- _Short problem_: Return each line that holds the word "FLUX".

A run of records
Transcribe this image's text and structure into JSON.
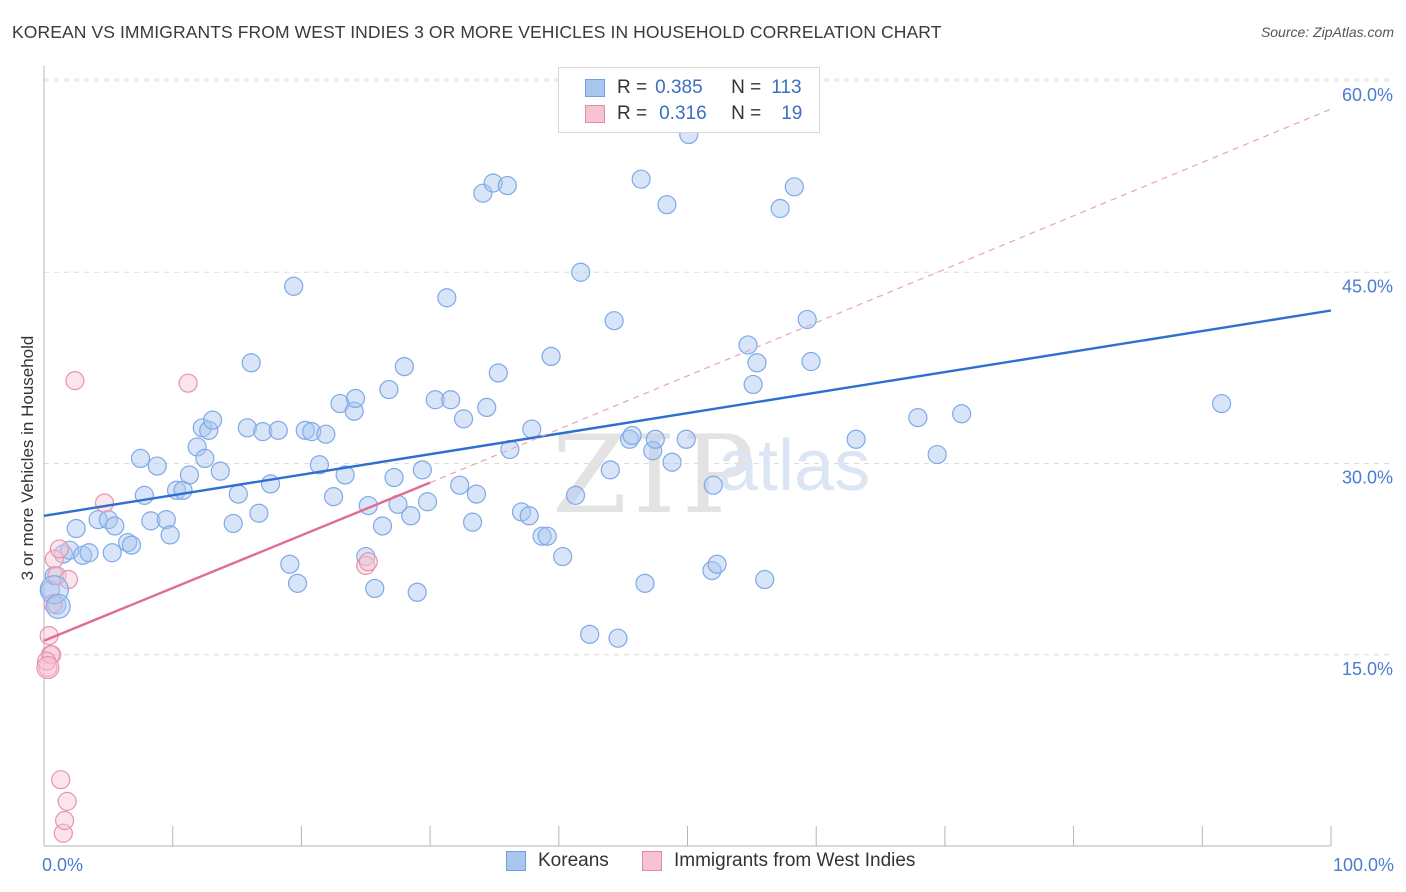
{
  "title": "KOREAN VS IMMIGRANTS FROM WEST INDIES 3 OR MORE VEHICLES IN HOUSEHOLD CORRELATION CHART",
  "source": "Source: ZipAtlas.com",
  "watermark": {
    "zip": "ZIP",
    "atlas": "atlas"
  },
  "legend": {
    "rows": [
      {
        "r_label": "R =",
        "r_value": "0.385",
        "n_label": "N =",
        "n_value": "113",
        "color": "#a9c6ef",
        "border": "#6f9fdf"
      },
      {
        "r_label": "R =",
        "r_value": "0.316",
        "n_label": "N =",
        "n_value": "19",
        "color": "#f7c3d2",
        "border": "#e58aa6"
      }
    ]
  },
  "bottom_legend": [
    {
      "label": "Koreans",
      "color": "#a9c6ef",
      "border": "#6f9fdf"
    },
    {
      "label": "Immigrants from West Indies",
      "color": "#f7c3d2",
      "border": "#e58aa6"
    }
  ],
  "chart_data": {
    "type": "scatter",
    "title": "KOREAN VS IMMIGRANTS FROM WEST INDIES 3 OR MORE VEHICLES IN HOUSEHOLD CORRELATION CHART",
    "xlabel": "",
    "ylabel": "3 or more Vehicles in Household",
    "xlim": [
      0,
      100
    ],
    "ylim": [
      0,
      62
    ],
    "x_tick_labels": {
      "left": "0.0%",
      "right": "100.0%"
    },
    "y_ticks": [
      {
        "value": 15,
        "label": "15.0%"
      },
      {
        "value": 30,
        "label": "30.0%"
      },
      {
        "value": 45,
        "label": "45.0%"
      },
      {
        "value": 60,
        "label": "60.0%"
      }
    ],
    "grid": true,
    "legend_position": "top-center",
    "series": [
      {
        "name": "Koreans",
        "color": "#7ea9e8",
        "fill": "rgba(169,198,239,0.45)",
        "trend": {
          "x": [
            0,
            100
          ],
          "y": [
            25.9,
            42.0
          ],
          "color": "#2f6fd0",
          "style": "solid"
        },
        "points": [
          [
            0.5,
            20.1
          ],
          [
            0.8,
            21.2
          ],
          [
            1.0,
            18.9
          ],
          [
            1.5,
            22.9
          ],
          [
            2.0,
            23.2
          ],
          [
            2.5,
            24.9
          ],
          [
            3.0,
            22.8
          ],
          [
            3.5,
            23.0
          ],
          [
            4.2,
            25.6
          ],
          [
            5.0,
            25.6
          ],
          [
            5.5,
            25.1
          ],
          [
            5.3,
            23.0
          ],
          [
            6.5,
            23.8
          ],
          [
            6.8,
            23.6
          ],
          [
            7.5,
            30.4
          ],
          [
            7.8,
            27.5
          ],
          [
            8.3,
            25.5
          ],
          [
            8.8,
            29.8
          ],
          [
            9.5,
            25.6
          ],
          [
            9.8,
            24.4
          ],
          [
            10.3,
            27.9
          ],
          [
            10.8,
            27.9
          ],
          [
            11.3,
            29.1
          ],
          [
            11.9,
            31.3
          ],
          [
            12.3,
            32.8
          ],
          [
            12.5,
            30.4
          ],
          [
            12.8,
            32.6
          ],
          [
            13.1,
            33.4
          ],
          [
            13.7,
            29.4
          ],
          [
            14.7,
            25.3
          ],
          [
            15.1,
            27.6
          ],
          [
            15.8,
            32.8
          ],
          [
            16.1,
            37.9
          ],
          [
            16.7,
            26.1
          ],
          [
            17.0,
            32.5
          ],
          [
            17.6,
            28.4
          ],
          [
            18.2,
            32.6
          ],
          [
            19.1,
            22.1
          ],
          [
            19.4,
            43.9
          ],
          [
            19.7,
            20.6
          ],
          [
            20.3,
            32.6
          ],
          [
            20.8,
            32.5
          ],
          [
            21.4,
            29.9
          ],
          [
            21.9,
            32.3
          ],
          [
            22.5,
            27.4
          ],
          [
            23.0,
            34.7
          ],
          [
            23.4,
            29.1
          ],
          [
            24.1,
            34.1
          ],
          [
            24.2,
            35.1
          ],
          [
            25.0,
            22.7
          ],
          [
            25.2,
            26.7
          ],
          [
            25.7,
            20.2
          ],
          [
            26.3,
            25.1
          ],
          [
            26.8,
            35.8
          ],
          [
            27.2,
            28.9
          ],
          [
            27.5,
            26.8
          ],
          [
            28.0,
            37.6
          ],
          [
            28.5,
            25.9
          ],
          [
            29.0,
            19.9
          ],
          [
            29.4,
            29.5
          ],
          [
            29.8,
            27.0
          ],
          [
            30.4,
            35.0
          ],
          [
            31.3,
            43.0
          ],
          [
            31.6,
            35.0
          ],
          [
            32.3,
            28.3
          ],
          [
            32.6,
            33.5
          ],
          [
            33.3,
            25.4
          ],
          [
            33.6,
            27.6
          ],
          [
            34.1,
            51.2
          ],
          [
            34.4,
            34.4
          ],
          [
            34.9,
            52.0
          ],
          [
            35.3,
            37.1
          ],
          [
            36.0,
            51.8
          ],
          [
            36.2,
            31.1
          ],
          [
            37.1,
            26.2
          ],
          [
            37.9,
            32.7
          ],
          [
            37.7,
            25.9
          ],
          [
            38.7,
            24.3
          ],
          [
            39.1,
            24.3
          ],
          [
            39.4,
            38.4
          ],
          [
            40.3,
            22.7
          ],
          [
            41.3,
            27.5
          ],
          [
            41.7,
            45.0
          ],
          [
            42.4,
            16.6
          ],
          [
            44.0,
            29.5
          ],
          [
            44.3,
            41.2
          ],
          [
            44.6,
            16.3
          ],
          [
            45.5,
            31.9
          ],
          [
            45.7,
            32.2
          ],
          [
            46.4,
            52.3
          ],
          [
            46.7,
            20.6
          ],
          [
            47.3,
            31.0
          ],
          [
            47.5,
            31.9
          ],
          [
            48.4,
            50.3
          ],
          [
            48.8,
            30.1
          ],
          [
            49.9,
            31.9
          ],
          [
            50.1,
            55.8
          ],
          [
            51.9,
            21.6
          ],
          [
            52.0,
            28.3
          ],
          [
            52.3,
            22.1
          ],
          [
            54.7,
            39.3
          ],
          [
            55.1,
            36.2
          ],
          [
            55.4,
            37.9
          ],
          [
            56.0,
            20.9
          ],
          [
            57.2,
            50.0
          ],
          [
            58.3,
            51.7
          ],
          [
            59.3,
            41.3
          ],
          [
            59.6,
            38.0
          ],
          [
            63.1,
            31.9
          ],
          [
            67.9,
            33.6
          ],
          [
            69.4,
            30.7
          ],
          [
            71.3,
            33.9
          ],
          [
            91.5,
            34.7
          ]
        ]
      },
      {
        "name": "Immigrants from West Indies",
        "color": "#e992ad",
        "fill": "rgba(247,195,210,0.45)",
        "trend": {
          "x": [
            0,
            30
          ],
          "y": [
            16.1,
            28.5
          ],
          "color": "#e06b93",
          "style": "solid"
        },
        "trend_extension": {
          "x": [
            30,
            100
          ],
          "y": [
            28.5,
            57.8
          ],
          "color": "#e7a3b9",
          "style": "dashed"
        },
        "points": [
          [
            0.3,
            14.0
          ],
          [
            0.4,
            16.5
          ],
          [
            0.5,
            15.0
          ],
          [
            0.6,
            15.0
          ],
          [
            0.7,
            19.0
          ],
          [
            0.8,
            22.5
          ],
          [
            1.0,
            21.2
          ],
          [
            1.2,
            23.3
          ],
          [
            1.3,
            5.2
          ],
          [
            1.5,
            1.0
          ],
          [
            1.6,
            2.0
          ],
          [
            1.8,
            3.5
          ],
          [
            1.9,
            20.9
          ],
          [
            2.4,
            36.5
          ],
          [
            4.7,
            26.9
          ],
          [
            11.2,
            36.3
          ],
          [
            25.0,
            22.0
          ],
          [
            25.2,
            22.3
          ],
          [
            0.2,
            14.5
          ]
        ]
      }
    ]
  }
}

...

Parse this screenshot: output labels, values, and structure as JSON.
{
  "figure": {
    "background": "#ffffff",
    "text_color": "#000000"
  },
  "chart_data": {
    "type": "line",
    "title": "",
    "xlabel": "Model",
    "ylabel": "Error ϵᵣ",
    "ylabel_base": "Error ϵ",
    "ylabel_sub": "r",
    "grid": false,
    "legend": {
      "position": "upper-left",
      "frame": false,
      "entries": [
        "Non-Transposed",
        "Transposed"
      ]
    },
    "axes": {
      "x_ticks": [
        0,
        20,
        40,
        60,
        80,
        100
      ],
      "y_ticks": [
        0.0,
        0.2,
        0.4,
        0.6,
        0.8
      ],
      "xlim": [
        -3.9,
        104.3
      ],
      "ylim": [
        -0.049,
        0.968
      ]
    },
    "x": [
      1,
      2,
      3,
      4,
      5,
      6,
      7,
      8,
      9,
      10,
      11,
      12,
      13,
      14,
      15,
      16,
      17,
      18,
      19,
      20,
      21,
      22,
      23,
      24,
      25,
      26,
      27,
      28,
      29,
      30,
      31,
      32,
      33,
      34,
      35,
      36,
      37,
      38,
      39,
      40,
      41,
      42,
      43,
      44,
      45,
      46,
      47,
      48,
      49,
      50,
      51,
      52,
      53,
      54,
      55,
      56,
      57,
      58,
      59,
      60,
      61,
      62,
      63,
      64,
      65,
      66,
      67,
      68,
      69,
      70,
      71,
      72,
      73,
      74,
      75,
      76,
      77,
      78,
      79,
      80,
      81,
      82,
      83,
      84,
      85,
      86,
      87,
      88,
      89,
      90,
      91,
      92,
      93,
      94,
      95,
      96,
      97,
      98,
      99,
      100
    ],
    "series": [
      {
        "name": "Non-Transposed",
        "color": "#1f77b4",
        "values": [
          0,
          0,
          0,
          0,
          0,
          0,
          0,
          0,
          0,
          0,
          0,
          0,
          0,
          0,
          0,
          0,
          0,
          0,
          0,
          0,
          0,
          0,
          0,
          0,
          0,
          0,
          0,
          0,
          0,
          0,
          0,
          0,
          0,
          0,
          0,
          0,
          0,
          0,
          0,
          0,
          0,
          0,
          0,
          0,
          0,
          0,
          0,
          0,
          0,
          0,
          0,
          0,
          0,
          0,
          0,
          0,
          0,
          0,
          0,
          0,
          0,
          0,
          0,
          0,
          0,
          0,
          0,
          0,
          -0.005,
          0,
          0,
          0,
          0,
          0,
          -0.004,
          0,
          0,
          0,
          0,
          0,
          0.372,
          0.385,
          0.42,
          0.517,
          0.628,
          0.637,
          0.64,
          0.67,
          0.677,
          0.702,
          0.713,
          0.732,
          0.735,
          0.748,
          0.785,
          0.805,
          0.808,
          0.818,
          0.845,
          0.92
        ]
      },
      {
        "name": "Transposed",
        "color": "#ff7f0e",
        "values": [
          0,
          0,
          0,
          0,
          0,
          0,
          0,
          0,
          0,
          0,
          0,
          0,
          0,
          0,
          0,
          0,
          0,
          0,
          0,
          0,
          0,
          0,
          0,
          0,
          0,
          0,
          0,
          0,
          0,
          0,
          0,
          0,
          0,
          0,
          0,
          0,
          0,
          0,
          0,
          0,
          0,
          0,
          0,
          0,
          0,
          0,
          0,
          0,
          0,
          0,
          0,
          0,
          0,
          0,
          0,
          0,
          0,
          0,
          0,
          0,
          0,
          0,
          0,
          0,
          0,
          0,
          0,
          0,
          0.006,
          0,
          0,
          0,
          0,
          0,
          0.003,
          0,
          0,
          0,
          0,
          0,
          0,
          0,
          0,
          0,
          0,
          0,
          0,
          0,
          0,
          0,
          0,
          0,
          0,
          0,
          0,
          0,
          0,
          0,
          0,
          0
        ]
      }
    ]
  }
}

---

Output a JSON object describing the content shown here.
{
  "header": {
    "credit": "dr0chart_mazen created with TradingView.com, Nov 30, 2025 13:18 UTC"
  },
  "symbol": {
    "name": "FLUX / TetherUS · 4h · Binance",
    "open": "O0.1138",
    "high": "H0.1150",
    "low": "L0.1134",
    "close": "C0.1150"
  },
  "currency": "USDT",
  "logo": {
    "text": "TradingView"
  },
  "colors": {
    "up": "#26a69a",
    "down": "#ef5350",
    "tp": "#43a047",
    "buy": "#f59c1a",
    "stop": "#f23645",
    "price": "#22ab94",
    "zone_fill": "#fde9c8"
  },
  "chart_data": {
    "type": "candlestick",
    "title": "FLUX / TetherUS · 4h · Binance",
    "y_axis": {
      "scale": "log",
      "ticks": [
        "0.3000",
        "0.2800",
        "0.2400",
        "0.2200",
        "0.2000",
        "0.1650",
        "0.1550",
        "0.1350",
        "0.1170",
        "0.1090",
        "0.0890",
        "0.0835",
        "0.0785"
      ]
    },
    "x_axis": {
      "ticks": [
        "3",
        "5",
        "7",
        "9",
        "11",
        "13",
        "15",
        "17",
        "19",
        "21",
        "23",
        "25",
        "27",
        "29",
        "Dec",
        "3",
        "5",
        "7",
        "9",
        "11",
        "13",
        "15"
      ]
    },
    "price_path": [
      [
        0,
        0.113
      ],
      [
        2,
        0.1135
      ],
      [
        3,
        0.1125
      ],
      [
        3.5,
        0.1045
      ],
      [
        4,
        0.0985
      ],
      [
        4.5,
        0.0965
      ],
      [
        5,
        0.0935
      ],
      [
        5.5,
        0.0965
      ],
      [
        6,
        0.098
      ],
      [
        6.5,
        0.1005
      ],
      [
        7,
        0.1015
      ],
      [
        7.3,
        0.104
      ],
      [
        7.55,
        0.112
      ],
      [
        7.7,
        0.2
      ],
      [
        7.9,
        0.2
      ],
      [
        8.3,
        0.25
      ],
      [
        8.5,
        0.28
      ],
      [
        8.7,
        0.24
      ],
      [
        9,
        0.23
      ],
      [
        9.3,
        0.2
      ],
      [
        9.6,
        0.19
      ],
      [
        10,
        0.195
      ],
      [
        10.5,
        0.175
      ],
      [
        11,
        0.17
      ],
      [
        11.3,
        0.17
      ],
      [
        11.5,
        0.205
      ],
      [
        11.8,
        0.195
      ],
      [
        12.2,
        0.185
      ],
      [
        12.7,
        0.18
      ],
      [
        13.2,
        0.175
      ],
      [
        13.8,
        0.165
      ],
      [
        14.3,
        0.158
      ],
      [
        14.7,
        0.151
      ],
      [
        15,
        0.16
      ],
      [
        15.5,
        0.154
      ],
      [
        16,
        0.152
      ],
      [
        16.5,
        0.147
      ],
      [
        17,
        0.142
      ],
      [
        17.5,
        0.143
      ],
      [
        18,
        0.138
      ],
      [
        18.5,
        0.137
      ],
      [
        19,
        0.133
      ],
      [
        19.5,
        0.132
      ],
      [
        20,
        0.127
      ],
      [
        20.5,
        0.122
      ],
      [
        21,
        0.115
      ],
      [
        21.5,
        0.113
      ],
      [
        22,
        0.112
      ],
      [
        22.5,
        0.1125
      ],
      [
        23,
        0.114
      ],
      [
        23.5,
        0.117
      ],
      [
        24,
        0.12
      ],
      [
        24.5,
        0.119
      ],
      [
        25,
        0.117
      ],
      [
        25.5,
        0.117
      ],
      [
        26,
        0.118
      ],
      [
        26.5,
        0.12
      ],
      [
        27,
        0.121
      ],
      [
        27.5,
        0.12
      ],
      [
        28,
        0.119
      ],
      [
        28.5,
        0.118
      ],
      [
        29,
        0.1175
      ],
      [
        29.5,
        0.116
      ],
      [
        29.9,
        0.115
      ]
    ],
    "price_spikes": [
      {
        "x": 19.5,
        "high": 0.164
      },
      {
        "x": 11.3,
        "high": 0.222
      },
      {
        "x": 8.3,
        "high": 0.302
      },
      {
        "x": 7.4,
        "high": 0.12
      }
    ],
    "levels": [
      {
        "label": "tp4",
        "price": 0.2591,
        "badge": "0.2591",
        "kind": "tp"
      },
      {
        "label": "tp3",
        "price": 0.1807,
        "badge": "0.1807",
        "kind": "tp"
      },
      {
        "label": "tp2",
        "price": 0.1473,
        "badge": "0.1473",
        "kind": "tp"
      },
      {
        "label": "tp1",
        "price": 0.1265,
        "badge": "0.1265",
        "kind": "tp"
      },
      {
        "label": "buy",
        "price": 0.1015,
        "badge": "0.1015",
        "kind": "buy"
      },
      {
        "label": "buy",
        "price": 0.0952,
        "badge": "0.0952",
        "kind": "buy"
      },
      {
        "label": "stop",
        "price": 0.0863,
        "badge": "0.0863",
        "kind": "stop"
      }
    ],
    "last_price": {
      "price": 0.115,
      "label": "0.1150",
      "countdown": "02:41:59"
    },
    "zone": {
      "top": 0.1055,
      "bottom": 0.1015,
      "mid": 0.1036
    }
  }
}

- _Exercise solution_:
    "name": "FLUX / TetherUS · 4h · Binance",
    "title": "FLUX / TetherUS · 4h · Binance",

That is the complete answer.